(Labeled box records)
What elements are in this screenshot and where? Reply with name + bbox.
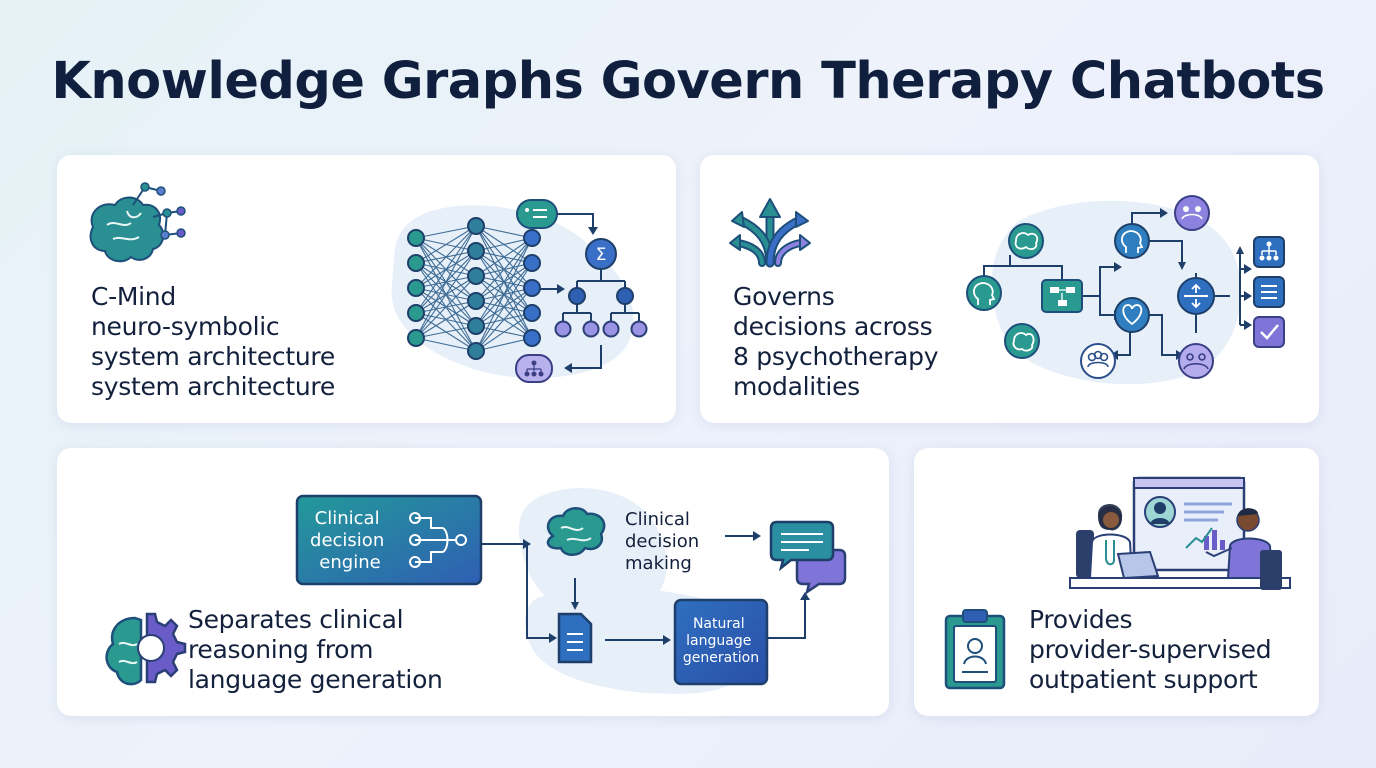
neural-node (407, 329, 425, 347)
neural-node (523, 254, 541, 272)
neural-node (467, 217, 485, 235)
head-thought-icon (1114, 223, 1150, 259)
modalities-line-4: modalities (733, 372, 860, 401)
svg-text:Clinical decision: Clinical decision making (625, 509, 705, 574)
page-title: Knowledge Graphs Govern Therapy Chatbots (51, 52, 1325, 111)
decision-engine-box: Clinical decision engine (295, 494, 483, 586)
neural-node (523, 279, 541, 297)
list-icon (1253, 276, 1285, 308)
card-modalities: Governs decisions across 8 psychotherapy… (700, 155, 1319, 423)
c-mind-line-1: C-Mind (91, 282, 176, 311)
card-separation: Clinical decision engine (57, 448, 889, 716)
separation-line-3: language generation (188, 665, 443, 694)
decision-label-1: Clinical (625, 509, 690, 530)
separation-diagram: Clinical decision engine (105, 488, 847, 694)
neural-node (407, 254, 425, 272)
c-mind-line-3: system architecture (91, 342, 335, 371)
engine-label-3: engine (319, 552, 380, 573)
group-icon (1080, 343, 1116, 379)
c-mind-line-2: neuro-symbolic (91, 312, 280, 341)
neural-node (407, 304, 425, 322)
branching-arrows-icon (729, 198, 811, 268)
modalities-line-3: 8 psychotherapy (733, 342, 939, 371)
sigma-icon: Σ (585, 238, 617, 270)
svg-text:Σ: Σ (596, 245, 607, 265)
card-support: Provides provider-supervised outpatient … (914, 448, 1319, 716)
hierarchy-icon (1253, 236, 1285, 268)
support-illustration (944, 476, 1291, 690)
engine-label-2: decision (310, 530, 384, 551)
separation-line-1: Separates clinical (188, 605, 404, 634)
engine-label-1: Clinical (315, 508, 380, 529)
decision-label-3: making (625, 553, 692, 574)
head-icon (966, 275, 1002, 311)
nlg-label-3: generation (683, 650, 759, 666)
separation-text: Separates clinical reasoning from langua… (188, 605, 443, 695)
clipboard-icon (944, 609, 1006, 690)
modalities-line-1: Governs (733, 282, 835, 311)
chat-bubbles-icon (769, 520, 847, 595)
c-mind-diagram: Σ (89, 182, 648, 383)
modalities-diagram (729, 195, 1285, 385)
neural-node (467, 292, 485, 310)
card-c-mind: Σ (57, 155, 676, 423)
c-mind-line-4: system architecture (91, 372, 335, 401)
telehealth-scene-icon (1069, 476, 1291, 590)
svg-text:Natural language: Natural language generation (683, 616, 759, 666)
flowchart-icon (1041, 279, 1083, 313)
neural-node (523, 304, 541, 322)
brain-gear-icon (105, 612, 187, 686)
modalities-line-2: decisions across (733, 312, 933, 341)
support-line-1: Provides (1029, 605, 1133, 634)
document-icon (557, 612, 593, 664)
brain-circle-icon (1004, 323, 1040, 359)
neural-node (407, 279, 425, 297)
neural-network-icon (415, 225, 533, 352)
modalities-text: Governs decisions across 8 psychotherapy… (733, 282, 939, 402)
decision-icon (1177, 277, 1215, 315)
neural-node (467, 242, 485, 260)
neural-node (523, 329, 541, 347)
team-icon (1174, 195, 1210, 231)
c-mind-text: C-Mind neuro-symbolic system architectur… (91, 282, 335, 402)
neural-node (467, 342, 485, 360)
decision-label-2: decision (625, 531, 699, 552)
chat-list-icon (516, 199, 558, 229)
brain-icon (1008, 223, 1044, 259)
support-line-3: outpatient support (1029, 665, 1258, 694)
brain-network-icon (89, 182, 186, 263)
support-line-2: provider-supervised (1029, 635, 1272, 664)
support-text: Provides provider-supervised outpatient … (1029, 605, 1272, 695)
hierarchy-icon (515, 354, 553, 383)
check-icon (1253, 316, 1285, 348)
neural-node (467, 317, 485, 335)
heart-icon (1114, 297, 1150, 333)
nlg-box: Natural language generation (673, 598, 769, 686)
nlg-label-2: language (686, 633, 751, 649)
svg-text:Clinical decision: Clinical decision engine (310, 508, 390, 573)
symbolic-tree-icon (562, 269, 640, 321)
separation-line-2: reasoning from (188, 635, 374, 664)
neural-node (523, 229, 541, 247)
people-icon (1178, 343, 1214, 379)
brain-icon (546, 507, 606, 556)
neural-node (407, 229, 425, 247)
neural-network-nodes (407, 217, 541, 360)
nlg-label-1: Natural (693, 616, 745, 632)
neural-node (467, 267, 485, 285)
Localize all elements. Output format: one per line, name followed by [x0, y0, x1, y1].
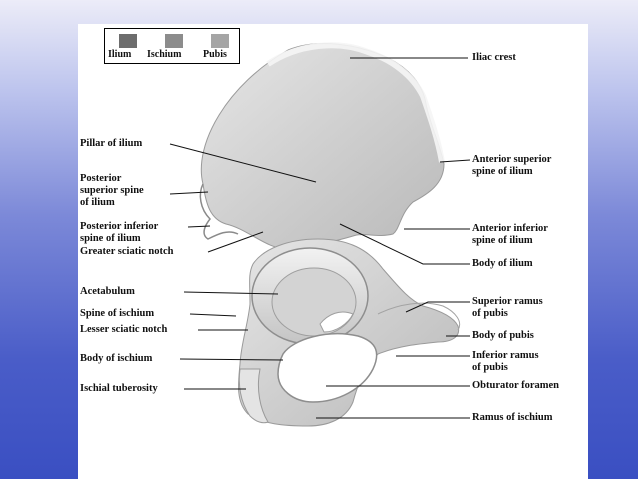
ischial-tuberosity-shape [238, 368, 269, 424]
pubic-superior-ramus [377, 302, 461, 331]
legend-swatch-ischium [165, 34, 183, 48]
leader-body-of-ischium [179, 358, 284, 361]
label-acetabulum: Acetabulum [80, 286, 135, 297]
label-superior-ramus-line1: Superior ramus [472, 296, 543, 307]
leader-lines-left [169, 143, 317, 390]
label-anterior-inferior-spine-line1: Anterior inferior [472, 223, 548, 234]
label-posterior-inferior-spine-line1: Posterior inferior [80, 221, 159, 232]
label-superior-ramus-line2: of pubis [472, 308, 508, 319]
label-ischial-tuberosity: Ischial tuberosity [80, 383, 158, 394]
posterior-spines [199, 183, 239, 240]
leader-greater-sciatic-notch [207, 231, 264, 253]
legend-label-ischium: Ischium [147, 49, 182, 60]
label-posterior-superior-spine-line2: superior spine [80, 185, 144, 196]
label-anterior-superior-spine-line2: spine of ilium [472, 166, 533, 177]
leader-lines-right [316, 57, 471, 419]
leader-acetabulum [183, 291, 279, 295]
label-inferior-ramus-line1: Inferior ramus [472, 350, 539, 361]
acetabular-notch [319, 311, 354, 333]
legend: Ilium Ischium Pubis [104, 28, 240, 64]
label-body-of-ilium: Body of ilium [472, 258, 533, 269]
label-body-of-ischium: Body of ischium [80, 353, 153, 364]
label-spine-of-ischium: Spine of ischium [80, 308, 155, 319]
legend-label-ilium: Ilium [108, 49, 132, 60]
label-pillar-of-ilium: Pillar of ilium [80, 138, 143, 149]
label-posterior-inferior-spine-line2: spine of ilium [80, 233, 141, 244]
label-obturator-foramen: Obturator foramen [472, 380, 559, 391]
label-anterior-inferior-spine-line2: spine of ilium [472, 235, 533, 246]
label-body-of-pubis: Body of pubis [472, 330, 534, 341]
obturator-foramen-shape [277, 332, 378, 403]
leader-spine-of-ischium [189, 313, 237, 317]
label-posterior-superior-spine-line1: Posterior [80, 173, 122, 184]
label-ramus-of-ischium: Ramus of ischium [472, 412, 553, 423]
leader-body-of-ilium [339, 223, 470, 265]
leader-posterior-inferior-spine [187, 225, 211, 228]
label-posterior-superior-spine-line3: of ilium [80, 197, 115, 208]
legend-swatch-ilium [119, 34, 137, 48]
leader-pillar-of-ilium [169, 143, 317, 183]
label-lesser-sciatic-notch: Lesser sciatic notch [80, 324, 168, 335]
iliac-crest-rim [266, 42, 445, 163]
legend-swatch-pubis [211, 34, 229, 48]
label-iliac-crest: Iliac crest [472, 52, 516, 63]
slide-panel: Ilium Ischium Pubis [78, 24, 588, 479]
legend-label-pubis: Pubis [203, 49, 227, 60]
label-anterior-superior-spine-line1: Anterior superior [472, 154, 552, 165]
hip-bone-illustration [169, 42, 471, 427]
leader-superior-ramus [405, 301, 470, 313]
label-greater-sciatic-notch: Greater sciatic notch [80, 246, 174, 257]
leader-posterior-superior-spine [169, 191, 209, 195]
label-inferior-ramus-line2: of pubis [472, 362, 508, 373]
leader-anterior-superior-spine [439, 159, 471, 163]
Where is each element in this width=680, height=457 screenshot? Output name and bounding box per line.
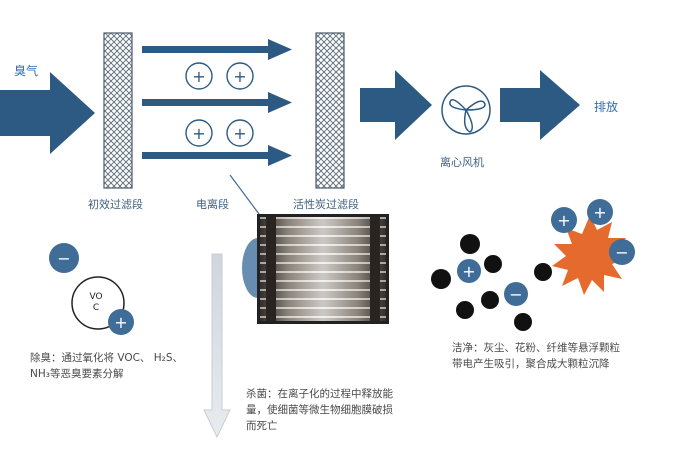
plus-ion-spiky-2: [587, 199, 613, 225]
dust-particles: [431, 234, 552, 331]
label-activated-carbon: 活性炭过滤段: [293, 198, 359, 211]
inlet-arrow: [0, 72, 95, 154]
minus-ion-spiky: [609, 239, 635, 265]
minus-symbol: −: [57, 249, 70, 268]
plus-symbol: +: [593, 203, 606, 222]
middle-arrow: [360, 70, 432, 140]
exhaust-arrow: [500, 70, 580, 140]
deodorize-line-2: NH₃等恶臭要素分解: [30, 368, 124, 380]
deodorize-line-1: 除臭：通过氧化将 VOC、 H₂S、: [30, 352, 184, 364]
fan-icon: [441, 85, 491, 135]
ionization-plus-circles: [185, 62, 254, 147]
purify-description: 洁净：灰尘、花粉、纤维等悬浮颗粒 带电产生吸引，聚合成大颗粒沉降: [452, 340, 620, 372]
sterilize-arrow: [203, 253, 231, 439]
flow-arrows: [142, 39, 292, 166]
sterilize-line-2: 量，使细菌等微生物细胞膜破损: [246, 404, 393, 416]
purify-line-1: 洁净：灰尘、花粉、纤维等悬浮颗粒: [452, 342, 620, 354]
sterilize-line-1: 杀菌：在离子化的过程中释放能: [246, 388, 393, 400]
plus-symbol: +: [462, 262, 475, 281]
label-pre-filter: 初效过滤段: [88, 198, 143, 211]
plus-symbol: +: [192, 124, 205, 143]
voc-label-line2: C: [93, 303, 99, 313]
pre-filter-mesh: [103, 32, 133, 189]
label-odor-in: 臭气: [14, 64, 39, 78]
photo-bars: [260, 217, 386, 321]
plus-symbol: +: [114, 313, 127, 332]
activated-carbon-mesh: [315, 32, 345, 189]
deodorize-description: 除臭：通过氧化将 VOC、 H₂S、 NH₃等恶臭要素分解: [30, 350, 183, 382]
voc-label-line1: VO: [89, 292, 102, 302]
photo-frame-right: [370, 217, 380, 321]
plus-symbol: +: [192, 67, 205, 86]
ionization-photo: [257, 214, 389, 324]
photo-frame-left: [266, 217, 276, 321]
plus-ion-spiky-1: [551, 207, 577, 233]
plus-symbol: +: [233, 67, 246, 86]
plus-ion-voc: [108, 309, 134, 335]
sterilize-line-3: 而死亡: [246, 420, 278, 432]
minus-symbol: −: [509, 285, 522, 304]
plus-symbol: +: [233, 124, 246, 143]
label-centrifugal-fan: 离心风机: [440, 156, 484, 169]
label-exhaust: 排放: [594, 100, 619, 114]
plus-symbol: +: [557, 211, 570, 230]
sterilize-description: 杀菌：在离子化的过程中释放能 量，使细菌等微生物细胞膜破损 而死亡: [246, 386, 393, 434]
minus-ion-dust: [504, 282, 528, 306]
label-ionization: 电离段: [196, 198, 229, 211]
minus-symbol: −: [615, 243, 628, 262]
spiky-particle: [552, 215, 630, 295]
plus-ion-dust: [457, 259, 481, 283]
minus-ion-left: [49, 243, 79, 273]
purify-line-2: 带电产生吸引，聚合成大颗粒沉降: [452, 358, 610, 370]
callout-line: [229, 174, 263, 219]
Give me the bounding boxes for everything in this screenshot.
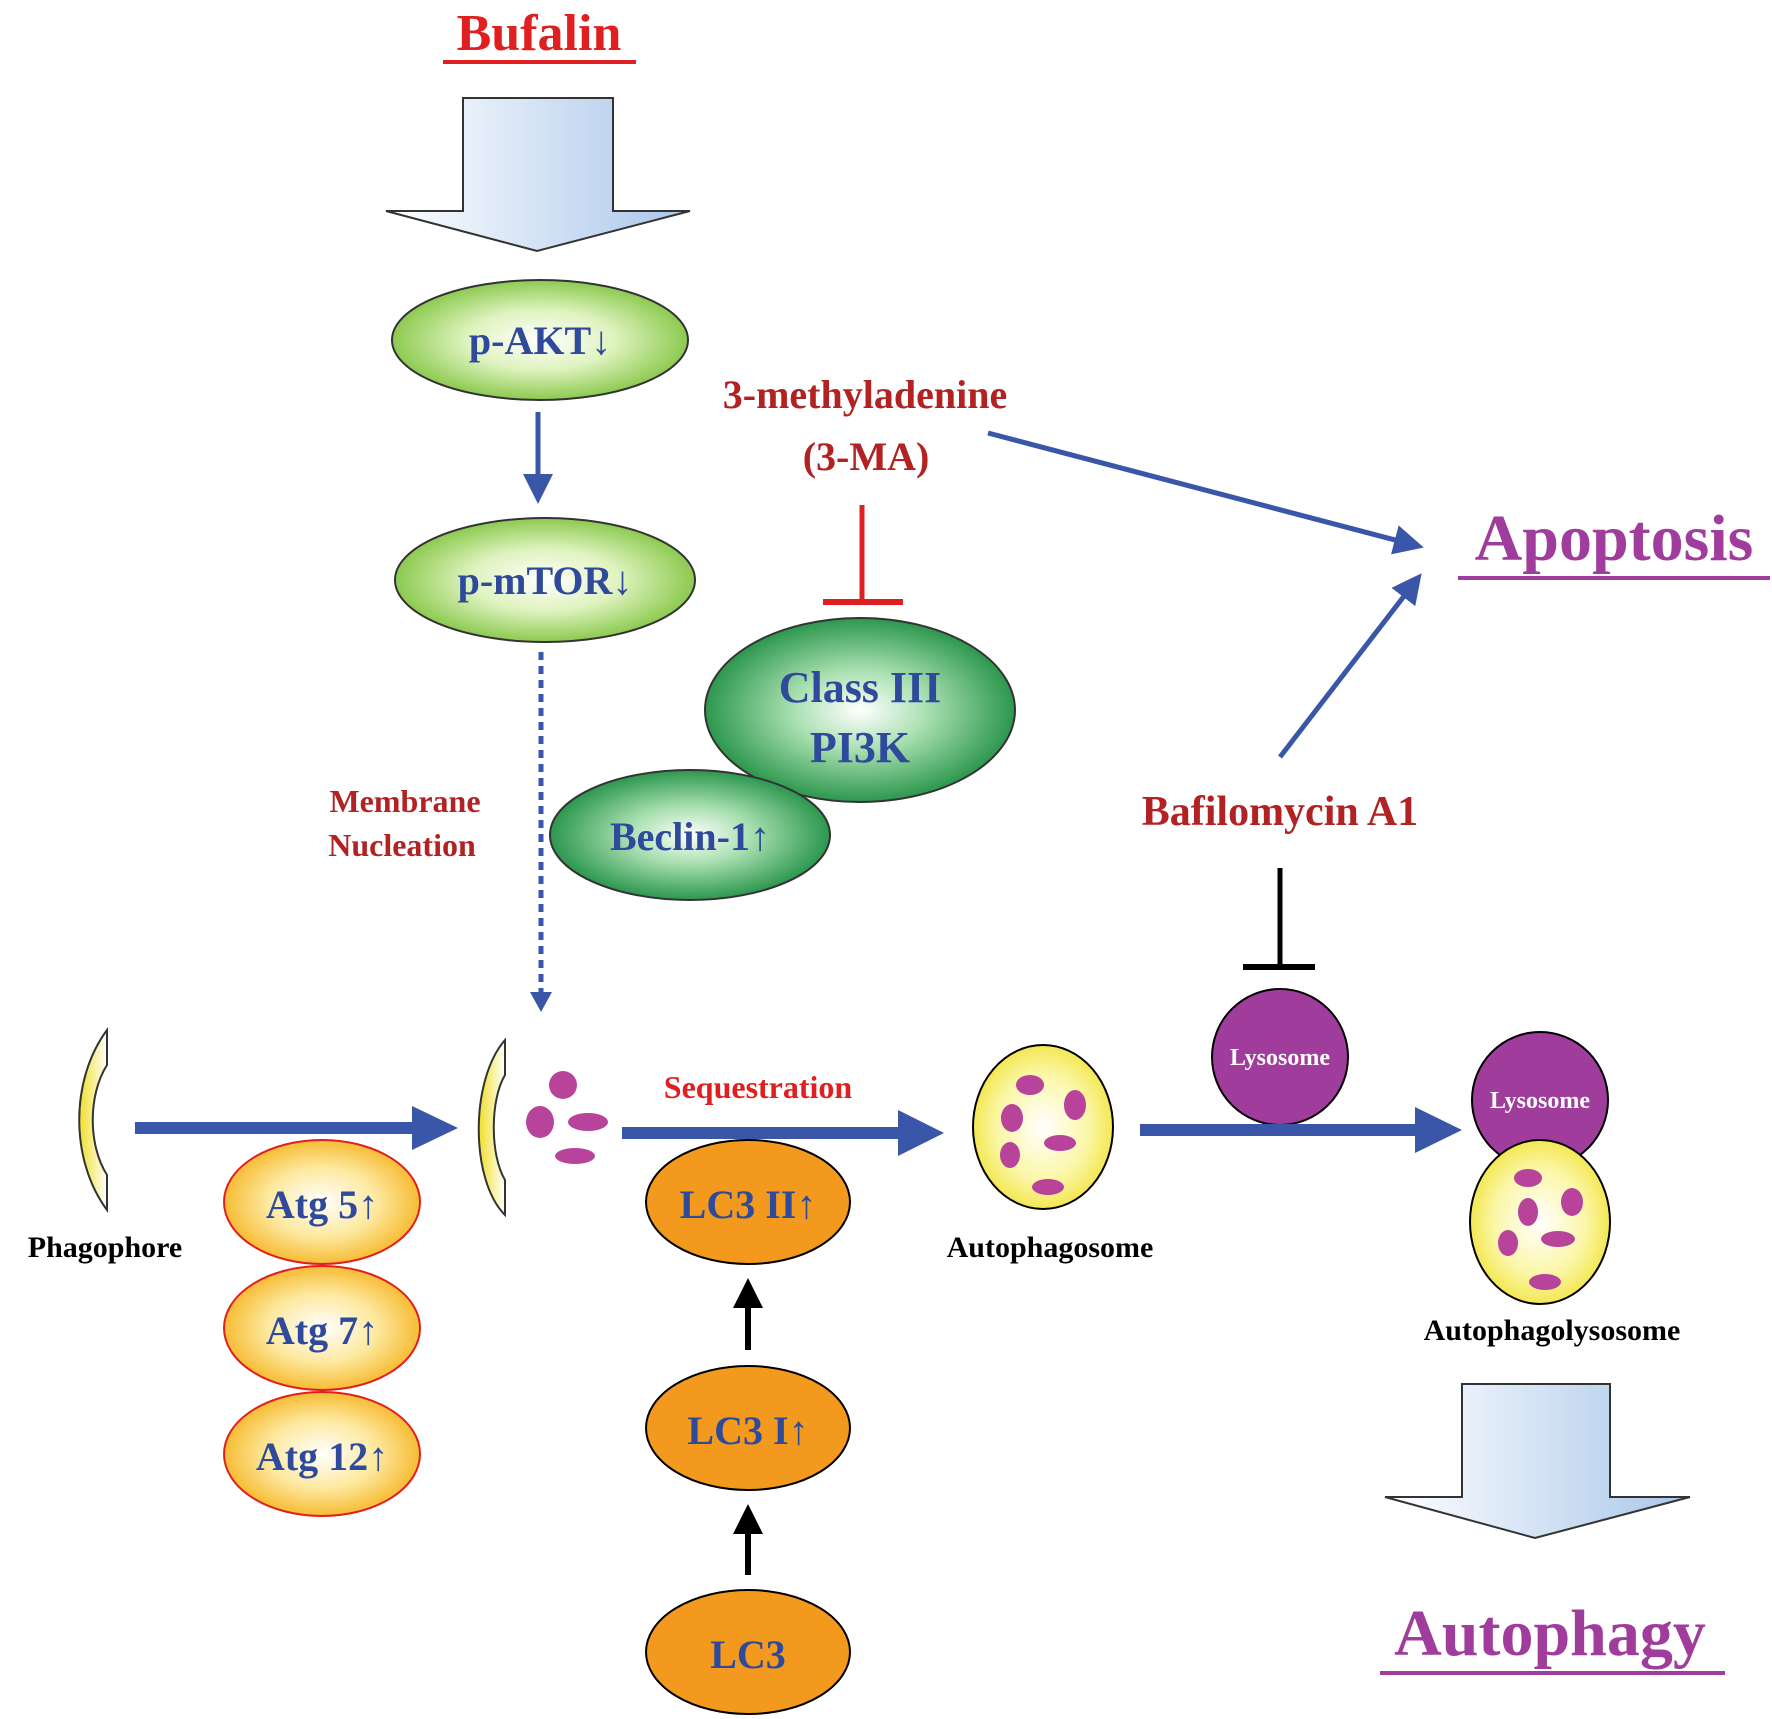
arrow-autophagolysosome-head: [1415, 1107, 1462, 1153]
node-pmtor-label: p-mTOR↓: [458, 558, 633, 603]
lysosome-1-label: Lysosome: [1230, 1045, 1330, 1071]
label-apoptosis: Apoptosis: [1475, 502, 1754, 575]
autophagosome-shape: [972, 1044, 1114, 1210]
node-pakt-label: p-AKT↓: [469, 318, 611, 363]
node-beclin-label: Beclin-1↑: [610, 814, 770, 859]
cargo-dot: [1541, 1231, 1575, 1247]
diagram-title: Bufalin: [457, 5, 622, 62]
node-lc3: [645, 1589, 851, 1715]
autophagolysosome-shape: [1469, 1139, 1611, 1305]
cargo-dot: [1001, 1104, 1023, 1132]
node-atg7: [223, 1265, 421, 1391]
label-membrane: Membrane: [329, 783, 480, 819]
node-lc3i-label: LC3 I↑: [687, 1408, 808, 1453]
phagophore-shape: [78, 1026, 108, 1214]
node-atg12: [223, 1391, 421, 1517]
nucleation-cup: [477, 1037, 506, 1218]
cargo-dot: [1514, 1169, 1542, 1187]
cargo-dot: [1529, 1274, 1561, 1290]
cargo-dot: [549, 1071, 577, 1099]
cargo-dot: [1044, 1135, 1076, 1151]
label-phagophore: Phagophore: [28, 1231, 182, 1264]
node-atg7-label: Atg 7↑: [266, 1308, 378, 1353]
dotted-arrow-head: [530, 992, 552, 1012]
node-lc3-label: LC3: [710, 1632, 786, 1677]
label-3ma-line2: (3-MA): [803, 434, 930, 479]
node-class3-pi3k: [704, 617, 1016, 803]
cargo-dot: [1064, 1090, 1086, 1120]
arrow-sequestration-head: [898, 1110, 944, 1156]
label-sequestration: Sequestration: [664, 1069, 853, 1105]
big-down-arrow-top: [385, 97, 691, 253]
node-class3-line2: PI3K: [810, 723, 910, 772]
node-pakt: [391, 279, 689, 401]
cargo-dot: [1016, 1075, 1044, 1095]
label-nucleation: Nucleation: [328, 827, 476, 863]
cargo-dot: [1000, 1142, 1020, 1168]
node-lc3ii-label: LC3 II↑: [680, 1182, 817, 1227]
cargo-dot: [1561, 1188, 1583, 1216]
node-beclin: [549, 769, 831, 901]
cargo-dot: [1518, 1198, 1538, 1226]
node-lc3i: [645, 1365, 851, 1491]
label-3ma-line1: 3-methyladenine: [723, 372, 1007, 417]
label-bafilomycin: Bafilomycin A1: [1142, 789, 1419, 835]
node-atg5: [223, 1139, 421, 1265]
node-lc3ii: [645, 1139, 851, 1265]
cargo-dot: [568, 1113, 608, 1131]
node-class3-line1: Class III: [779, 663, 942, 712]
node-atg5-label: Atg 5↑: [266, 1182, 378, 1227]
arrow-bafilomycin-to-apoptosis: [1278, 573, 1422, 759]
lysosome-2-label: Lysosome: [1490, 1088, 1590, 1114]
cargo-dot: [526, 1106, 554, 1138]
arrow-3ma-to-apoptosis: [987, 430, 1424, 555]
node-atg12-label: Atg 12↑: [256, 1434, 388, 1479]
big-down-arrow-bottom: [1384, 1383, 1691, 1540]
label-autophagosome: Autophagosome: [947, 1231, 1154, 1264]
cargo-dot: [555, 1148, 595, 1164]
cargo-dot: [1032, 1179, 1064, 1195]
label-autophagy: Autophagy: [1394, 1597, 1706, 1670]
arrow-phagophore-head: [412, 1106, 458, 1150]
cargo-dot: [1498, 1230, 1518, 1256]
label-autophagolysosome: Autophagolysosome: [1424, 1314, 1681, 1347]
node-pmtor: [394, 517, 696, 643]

EXERCISE GOAL
State how many lines of the material contain the string "纤维等悬浮颗粒", treating case as significant. Reply with the number alone.

EXERCISE RESULT
2